● MATERIAL SUPPLIED:
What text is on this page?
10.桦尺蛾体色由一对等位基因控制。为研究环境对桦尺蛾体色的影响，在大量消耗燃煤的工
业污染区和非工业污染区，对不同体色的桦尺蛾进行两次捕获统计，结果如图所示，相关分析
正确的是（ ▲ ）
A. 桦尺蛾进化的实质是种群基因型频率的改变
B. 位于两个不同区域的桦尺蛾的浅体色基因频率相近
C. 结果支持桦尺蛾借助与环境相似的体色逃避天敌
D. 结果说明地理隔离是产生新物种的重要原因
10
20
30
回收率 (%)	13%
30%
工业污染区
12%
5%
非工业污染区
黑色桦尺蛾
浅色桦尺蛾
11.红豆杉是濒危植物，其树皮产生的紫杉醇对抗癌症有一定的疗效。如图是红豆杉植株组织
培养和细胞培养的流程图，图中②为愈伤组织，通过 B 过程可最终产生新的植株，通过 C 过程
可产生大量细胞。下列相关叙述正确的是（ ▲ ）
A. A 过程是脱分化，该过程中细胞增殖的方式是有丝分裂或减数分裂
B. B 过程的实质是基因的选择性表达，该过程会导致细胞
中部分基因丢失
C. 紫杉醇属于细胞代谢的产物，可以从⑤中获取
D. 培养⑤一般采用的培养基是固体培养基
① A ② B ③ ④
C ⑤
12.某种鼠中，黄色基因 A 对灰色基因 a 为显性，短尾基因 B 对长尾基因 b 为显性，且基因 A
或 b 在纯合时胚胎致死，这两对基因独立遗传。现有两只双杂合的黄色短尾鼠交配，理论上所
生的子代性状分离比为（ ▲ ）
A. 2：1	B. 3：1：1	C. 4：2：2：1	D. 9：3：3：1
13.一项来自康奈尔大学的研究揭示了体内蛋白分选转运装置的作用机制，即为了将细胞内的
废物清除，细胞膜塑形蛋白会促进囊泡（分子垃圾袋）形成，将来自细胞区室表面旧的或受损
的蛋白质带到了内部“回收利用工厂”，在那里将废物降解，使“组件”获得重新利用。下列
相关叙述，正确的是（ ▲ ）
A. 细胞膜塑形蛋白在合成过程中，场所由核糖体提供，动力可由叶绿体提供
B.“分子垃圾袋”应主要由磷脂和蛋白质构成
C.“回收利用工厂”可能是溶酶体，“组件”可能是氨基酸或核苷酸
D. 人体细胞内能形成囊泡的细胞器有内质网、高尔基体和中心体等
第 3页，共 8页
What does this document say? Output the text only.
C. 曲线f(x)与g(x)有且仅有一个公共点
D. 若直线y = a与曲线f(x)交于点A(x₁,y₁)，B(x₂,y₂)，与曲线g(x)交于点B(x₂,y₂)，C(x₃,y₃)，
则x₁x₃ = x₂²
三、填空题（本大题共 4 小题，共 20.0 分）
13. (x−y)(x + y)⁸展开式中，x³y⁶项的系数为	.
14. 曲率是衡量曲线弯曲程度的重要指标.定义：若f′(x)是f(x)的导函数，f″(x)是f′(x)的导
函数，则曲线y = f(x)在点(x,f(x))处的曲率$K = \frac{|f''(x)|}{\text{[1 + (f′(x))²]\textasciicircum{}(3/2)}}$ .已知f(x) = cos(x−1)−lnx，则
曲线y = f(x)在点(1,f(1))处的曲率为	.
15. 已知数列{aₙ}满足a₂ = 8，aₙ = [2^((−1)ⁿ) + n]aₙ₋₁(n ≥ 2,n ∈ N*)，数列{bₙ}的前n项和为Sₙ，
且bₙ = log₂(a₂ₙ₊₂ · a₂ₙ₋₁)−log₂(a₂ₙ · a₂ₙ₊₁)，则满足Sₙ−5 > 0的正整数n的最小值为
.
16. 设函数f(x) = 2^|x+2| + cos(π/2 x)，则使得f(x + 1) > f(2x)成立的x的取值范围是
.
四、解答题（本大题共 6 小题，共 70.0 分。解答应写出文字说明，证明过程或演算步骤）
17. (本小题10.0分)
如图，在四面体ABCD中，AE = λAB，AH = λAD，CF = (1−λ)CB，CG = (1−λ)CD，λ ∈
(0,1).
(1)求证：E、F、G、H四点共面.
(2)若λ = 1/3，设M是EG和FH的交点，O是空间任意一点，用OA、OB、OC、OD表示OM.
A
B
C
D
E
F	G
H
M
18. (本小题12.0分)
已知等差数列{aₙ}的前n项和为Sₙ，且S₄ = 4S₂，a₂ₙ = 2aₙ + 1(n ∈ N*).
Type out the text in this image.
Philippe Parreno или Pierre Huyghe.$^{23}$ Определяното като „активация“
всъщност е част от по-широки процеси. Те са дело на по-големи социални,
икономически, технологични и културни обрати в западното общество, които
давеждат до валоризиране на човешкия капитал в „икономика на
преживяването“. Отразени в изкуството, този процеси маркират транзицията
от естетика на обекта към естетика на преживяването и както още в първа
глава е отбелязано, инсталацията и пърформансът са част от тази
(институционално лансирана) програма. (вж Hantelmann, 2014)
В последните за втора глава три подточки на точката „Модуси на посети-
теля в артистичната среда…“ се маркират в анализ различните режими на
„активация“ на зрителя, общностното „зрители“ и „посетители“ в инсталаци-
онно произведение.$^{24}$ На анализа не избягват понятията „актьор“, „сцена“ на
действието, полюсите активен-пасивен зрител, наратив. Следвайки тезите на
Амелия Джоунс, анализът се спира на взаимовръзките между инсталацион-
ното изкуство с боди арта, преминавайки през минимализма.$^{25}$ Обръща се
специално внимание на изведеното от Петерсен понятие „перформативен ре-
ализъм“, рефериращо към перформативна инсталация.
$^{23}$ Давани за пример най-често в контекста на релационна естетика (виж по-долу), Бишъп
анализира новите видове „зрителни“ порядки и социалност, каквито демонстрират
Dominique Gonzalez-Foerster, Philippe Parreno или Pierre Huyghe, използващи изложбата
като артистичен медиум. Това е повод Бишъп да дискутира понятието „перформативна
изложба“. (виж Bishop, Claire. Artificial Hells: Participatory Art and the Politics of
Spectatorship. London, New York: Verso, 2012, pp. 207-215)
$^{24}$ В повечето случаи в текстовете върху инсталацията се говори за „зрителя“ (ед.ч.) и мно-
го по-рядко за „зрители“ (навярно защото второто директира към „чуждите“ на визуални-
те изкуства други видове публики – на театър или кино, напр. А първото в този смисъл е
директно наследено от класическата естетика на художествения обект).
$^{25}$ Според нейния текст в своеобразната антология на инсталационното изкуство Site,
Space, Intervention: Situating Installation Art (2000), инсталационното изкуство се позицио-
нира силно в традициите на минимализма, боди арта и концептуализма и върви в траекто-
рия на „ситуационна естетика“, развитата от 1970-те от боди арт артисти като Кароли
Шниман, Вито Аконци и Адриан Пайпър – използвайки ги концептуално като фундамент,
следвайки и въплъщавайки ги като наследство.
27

● THE PROBLEM:
Count the lines of the material that include the word "Philippe", then report only the total.

● WORKED ANSWER:
2